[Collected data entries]
## Start
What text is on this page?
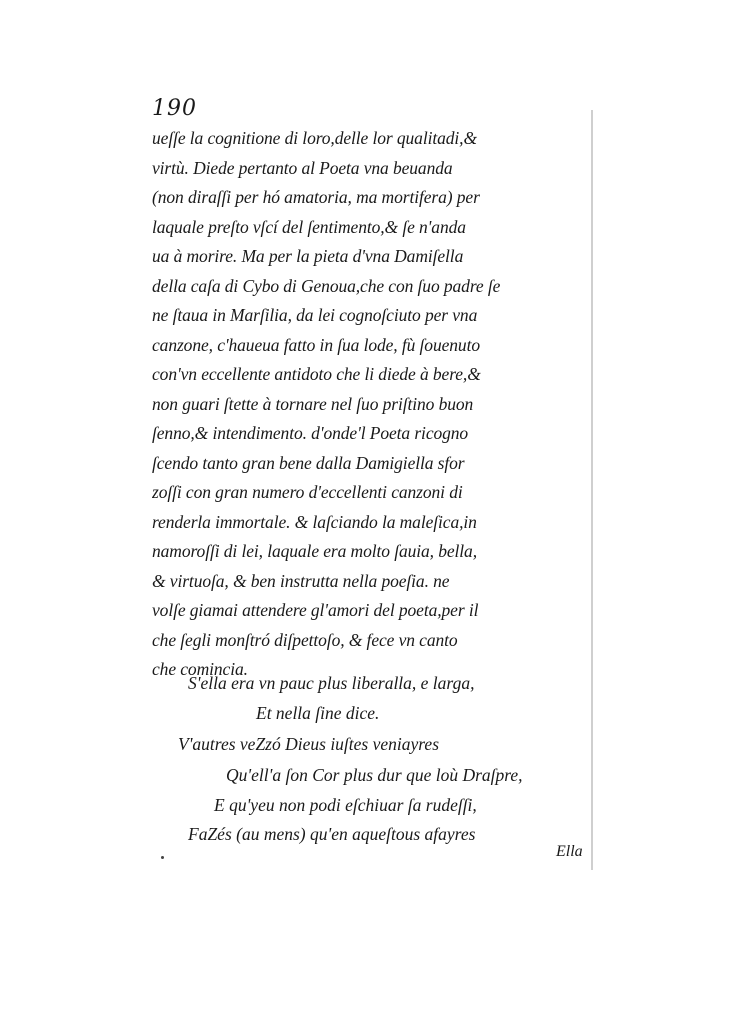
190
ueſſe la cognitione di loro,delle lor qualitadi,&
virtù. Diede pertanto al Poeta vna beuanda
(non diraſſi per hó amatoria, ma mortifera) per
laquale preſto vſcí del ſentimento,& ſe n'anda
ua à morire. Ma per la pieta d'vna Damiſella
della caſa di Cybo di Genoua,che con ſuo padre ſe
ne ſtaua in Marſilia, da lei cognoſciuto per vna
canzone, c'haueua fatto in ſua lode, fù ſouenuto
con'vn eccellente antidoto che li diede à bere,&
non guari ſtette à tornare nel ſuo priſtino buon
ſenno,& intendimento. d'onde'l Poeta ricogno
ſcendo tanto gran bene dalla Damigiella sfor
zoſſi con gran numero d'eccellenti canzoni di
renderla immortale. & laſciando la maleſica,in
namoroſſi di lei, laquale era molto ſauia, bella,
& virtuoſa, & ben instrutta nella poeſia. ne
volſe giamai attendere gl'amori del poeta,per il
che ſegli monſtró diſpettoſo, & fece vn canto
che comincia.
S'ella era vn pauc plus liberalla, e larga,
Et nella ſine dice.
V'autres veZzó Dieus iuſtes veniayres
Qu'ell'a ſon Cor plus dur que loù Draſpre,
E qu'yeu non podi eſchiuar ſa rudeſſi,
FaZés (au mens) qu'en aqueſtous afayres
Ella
## End
## Start
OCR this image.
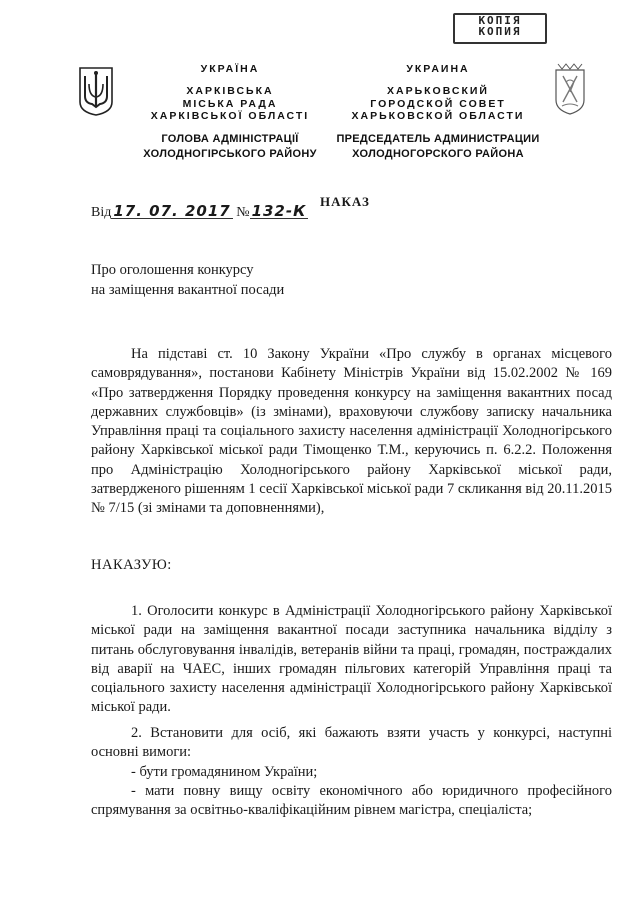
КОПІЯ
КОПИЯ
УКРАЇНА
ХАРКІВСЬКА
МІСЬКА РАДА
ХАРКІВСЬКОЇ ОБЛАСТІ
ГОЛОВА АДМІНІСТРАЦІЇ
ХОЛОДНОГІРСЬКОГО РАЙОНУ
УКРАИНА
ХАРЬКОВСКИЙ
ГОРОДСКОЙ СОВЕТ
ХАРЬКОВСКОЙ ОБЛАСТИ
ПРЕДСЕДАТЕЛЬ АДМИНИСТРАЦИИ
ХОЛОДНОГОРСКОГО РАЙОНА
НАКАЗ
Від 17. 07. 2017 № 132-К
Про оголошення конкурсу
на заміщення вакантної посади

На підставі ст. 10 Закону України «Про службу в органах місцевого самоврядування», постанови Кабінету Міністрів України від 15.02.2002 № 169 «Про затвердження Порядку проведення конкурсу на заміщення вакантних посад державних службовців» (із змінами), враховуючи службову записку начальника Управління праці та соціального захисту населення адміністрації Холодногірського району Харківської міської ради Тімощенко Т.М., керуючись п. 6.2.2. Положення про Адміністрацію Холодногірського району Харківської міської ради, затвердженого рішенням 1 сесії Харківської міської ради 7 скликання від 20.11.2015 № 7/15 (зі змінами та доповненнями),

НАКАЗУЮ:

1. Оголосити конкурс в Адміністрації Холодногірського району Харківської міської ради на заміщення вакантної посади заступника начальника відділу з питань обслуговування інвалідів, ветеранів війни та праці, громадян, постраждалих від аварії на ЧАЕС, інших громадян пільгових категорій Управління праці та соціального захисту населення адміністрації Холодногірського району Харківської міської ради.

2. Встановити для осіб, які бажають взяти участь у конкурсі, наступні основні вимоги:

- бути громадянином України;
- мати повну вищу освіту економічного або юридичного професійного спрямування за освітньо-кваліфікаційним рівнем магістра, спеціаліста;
## End
## Start
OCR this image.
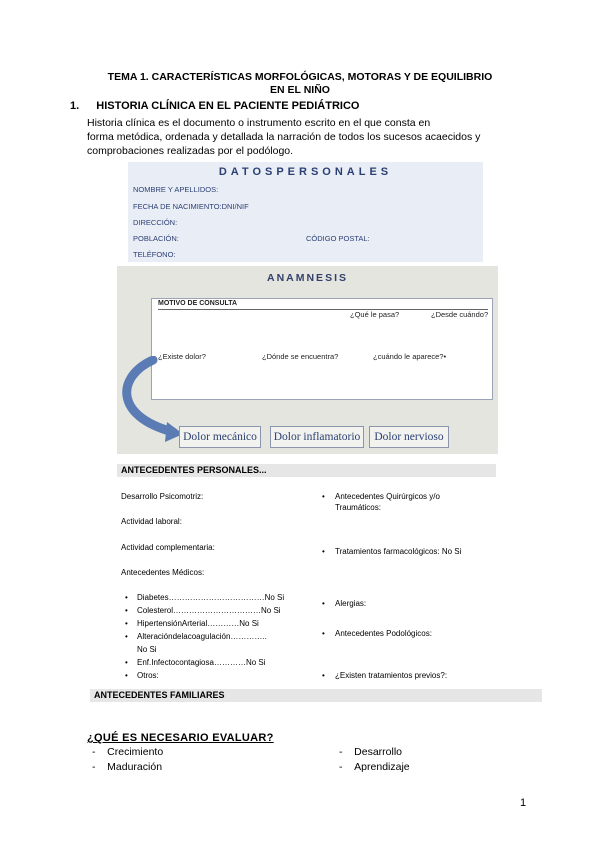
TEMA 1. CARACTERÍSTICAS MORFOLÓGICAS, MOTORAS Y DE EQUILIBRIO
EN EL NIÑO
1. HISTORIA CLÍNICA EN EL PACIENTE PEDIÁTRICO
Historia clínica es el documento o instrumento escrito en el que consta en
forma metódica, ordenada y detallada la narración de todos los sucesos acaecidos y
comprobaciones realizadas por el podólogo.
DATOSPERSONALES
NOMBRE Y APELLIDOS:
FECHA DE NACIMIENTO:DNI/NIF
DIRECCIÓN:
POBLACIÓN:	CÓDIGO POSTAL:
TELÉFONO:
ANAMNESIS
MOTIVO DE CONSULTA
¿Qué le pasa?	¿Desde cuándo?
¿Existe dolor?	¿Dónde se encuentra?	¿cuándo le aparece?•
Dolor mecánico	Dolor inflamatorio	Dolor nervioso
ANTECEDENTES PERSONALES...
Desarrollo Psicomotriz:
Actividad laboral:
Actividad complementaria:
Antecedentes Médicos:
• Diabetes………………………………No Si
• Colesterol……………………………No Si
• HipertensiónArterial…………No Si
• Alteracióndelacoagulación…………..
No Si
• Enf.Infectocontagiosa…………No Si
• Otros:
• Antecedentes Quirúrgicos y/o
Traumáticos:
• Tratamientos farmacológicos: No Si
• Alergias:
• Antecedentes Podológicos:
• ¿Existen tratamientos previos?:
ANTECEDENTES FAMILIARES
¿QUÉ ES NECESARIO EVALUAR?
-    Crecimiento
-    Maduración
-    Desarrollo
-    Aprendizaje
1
## End
GOAL:
Copy out each line of the material that holds the word "України".

EXERCISE SOLUTION:
На підставі ст. 10 Закону України «Про службу в органах місцевого самоврядування», постанови Кабінету Міністрів України від 15.02.2002 № 169 «Про затвердження Порядку проведення конкурсу на заміщення вакантних посад державних службовців» (із змінами), враховуючи службову записку начальника Управління праці та соціального захисту населення адміністрації Холодногірського району Харківської міської ради Тімощенко Т.М., керуючись п. 6.2.2. Положення про Адміністрацію Холодногірського району Харківської міської ради, затвердженого рішенням 1 сесії Харківської міської ради 7 скликання від 20.11.2015 № 7/15 (зі змінами та доповненнями),
- бути громадянином України;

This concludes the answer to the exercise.